■ **Written task**:
Write out the entries below once more, exactly.

■ **Records to process**:
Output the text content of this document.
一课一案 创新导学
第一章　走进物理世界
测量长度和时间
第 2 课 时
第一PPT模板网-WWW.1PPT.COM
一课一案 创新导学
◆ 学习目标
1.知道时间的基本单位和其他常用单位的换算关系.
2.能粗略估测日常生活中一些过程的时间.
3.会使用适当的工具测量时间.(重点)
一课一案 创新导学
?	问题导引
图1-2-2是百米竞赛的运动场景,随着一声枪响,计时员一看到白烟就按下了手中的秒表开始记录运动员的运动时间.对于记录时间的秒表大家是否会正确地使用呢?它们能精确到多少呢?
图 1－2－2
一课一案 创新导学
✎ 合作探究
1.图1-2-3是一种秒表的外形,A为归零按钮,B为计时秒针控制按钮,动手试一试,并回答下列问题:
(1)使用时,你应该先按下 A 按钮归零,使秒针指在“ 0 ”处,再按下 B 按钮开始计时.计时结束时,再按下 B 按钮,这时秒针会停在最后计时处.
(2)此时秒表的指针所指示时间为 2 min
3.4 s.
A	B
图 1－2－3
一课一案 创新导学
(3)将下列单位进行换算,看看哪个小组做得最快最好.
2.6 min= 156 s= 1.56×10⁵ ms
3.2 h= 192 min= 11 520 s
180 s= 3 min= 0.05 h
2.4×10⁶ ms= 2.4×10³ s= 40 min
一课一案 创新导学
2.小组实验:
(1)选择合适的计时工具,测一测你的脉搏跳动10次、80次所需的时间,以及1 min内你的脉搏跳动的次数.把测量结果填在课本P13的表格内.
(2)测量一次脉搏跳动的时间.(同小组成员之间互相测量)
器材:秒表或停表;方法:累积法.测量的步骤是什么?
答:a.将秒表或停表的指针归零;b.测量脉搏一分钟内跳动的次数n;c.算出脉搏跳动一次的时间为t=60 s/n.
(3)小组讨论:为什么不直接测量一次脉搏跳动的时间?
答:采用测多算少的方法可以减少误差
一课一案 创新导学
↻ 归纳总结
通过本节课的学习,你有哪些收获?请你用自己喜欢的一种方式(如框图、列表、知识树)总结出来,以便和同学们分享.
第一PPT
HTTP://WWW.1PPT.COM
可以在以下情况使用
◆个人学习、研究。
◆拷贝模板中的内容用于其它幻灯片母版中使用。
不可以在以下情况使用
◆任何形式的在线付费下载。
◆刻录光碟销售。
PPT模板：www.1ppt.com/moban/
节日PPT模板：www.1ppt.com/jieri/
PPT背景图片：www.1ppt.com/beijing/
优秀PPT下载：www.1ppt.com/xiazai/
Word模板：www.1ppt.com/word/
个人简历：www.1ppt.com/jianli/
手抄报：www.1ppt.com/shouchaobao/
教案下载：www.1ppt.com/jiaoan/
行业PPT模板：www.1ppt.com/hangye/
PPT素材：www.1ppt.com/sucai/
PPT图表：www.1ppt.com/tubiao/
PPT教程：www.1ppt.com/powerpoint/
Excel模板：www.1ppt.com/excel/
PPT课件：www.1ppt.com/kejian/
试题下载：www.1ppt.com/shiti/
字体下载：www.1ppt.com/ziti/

■ **Result of this task**:
Output the text content of this document.
一课一案 创新导学
第一章　走进物理世界
测量长度和时间
第 2 课 时
第一PPT模板网-WWW.1PPT.COM
一课一案 创新导学
◆ 学习目标
1.知道时间的基本单位和其他常用单位的换算关系.
2.能粗略估测日常生活中一些过程的时间.
3.会使用适当的工具测量时间.(重点)
一课一案 创新导学
?	问题导引
图1-2-2是百米竞赛的运动场景,随着一声枪响,计时员一看到白烟就按下了手中的秒表开始记录运动员的运动时间.对于记录时间的秒表大家是否会正确地使用呢?它们能精确到多少呢?
图 1－2－2
一课一案 创新导学
✎ 合作探究
1.图1-2-3是一种秒表的外形,A为归零按钮,B为计时秒针控制按钮,动手试一试,并回答下列问题:
(1)使用时,你应该先按下 A 按钮归零,使秒针指在“ 0 ”处,再按下 B 按钮开始计时.计时结束时,再按下 B 按钮,这时秒针会停在最后计时处.
(2)此时秒表的指针所指示时间为 2 min
3.4 s.
A	B
图 1－2－3
一课一案 创新导学
(3)将下列单位进行换算,看看哪个小组做得最快最好.
2.6 min= 156 s= 1.56×10⁵ ms
3.2 h= 192 min= 11 520 s
180 s= 3 min= 0.05 h
2.4×10⁶ ms= 2.4×10³ s= 40 min
一课一案 创新导学
2.小组实验:
(1)选择合适的计时工具,测一测你的脉搏跳动10次、80次所需的时间,以及1 min内你的脉搏跳动的次数.把测量结果填在课本P13的表格内.
(2)测量一次脉搏跳动的时间.(同小组成员之间互相测量)
器材:秒表或停表;方法:累积法.测量的步骤是什么?
答:a.将秒表或停表的指针归零;b.测量脉搏一分钟内跳动的次数n;c.算出脉搏跳动一次的时间为t=60 s/n.
(3)小组讨论:为什么不直接测量一次脉搏跳动的时间?
答:采用测多算少的方法可以减少误差
一课一案 创新导学
↻ 归纳总结
通过本节课的学习,你有哪些收获?请你用自己喜欢的一种方式(如框图、列表、知识树)总结出来,以便和同学们分享.
第一PPT
HTTP://WWW.1PPT.COM
可以在以下情况使用
◆个人学习、研究。
◆拷贝模板中的内容用于其它幻灯片母版中使用。
不可以在以下情况使用
◆任何形式的在线付费下载。
◆刻录光碟销售。
PPT模板：www.1ppt.com/moban/
节日PPT模板：www.1ppt.com/jieri/
PPT背景图片：www.1ppt.com/beijing/
优秀PPT下载：www.1ppt.com/xiazai/
Word模板：www.1ppt.com/word/
个人简历：www.1ppt.com/jianli/
手抄报：www.1ppt.com/shouchaobao/
教案下载：www.1ppt.com/jiaoan/
行业PPT模板：www.1ppt.com/hangye/
PPT素材：www.1ppt.com/sucai/
PPT图表：www.1ppt.com/tubiao/
PPT教程：www.1ppt.com/powerpoint/
Excel模板：www.1ppt.com/excel/
PPT课件：www.1ppt.com/kejian/
试题下载：www.1ppt.com/shiti/
字体下载：www.1ppt.com/ziti/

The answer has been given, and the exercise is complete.